------ Supplied records ------
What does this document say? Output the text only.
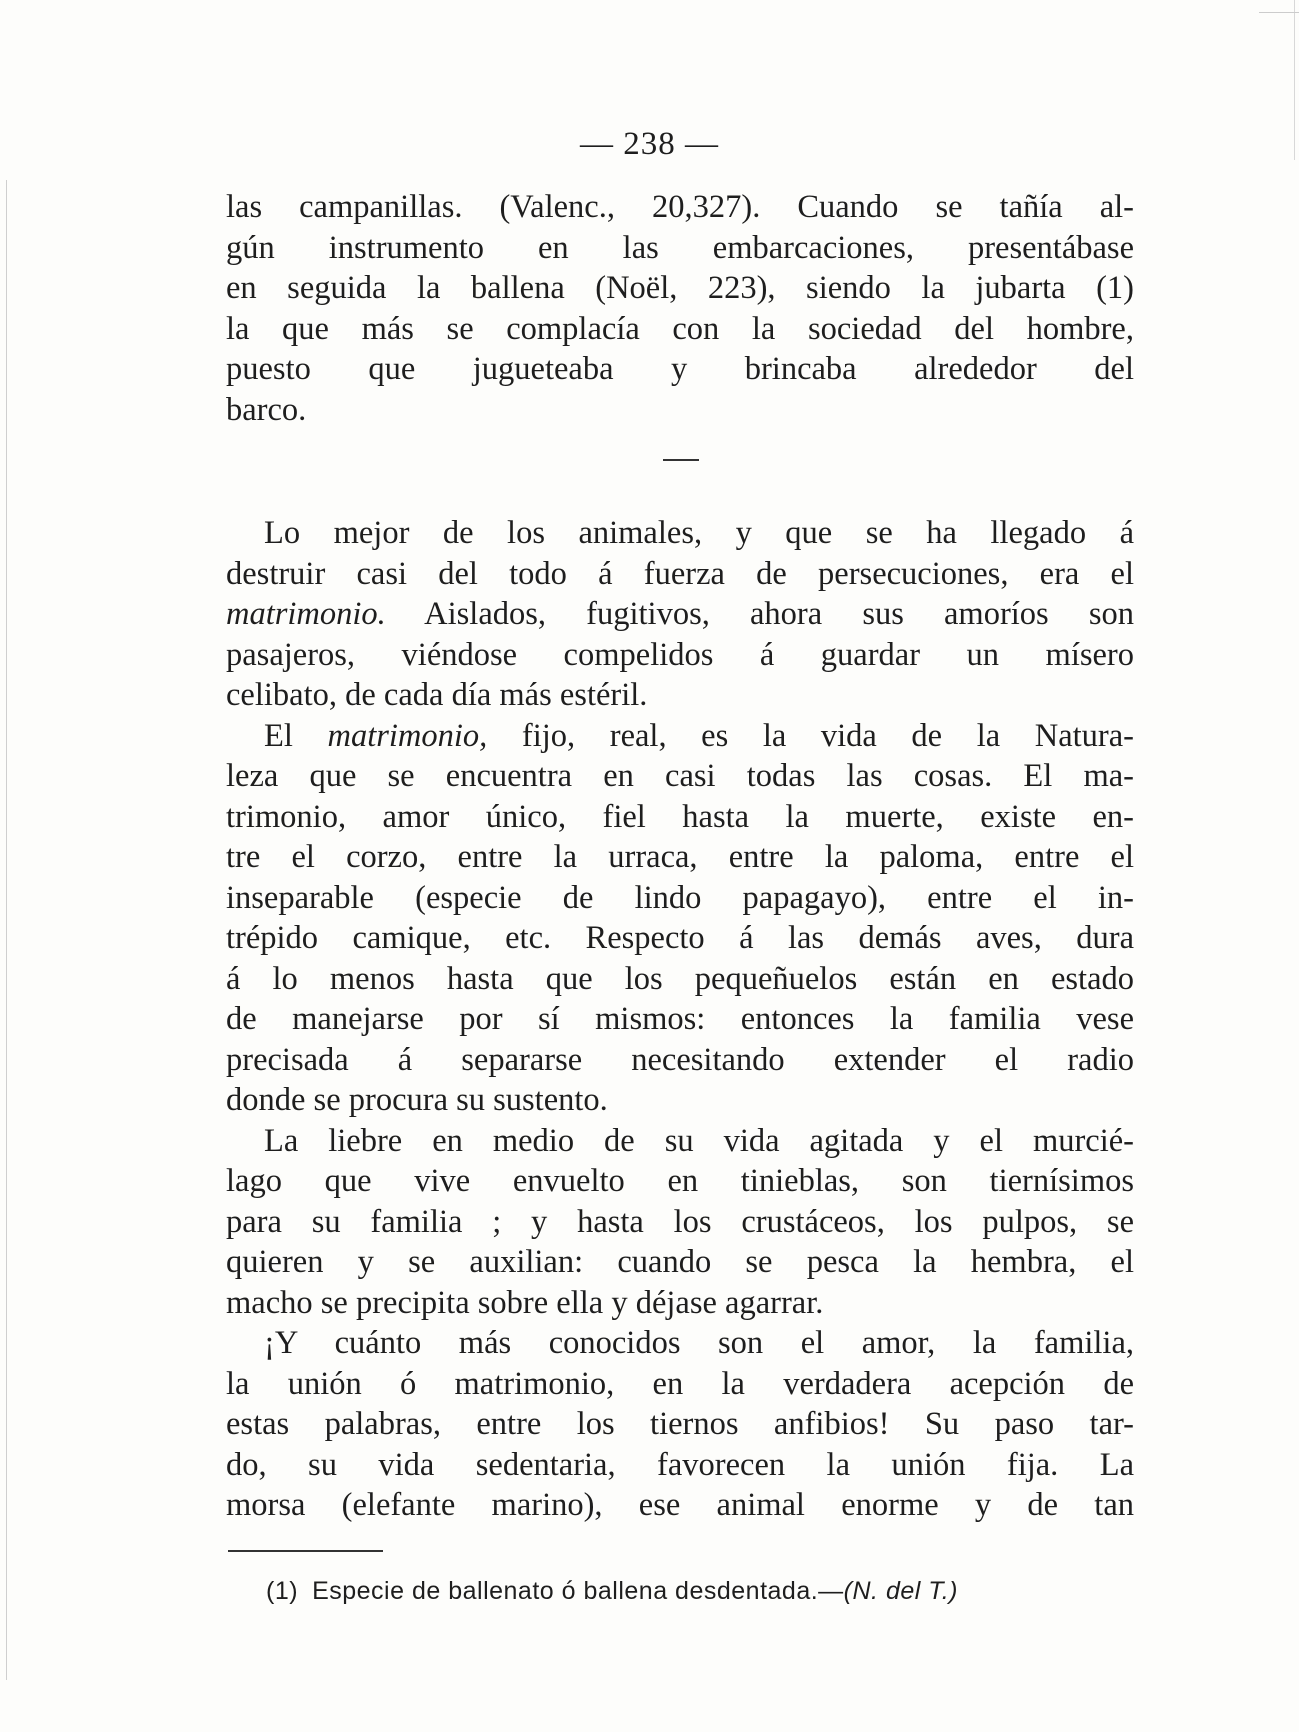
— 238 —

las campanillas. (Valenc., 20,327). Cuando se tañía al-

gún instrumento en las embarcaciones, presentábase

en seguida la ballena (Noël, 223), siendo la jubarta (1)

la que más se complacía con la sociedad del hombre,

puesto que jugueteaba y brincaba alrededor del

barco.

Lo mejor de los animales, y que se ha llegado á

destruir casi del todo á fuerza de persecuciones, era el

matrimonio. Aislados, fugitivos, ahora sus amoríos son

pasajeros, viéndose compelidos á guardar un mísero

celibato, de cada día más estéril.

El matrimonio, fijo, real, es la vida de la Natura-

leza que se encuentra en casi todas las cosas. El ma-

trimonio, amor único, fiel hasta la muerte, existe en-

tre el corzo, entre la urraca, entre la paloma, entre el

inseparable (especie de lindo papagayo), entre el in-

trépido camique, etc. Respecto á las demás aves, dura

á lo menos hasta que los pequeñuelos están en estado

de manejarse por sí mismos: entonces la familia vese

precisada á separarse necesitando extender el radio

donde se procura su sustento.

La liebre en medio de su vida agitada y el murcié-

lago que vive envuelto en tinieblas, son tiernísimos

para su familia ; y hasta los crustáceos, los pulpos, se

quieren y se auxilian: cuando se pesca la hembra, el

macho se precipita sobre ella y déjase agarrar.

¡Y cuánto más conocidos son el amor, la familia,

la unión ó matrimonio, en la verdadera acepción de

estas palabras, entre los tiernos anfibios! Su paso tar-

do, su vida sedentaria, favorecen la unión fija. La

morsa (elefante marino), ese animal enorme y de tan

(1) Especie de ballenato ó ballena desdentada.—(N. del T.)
------
• [What is asked]: Make a word-for-word copy of the entries, without any pictures.

• [Exercise solution]:
What does this document say? Output the text only.
— 238 —

las campanillas. (Valenc., 20,327). Cuando se tañía al-

gún instrumento en las embarcaciones, presentábase

en seguida la ballena (Noël, 223), siendo la jubarta (1)

la que más se complacía con la sociedad del hombre,

puesto que jugueteaba y brincaba alrededor del

barco.

Lo mejor de los animales, y que se ha llegado á

destruir casi del todo á fuerza de persecuciones, era el

matrimonio. Aislados, fugitivos, ahora sus amoríos son

pasajeros, viéndose compelidos á guardar un mísero

celibato, de cada día más estéril.

El matrimonio, fijo, real, es la vida de la Natura-

leza que se encuentra en casi todas las cosas. El ma-

trimonio, amor único, fiel hasta la muerte, existe en-

tre el corzo, entre la urraca, entre la paloma, entre el

inseparable (especie de lindo papagayo), entre el in-

trépido camique, etc. Respecto á las demás aves, dura

á lo menos hasta que los pequeñuelos están en estado

de manejarse por sí mismos: entonces la familia vese

precisada á separarse necesitando extender el radio

donde se procura su sustento.

La liebre en medio de su vida agitada y el murcié-

lago que vive envuelto en tinieblas, son tiernísimos

para su familia ; y hasta los crustáceos, los pulpos, se

quieren y se auxilian: cuando se pesca la hembra, el

macho se precipita sobre ella y déjase agarrar.

¡Y cuánto más conocidos son el amor, la familia,

la unión ó matrimonio, en la verdadera acepción de

estas palabras, entre los tiernos anfibios! Su paso tar-

do, su vida sedentaria, favorecen la unión fija. La

morsa (elefante marino), ese animal enorme y de tan

(1) Especie de ballenato ó ballena desdentada.—(N. del T.)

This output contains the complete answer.